Set exercise: Locate the word "wird" in the entries below, then gather every line that holds it.
=====
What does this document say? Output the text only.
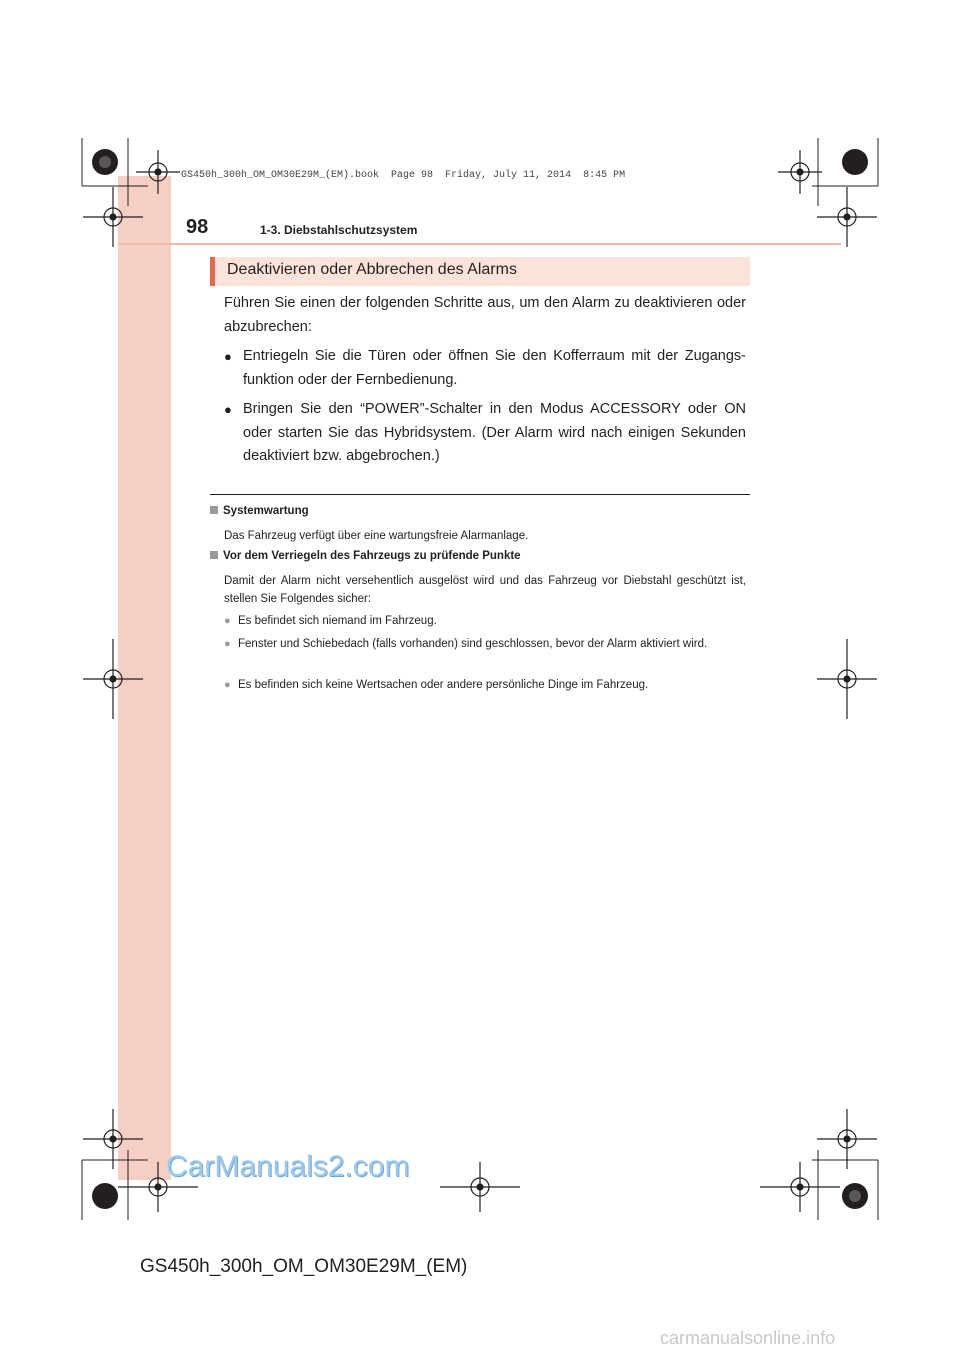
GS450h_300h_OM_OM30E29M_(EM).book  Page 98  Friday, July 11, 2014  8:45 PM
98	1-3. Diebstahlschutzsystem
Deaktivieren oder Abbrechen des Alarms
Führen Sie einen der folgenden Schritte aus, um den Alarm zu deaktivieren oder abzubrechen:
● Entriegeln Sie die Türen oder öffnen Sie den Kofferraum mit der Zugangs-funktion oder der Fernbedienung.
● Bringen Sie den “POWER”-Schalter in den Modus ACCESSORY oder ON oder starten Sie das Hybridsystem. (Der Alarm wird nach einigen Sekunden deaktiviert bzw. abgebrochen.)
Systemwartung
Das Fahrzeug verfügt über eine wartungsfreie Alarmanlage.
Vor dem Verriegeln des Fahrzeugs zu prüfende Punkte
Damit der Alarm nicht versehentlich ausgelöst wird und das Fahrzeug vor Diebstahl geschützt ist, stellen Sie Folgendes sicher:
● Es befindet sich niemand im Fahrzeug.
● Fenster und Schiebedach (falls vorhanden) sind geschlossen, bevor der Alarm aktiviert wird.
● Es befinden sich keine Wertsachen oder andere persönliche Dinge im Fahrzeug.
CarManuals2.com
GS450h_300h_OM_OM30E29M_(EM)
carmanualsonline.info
=====
Written response:
● Bringen Sie den “POWER”-Schalter in den Modus ACCESSORY oder ON oder starten Sie das Hybridsystem. (Der Alarm wird nach einigen Sekunden deaktiviert bzw. abgebrochen.)
Damit der Alarm nicht versehentlich ausgelöst wird und das Fahrzeug vor Diebstahl geschützt ist, stellen Sie Folgendes sicher:
● Fenster und Schiebedach (falls vorhanden) sind geschlossen, bevor der Alarm aktiviert wird.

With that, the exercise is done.